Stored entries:
--- Begin ---
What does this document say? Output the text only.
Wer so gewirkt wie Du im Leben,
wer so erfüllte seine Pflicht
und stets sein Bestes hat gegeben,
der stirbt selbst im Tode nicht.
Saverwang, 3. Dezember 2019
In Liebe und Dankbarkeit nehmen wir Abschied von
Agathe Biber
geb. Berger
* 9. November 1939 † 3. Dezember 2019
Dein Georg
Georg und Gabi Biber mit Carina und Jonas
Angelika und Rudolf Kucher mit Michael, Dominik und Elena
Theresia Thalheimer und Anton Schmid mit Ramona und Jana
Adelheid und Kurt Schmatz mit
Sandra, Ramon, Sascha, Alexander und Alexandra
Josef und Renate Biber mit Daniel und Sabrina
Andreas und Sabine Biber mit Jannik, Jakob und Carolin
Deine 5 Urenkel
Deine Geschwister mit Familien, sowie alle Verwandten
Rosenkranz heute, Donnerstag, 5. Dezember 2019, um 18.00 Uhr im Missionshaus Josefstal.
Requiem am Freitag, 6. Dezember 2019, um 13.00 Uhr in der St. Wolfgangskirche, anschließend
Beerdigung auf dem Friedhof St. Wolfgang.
--- End ---
TASK OBJECTIVE »
Return all lines containing the word "Deine".

WRITTEN REPLY »
Deine 5 Urenkel
Deine Geschwister mit Familien, sowie alle Verwandten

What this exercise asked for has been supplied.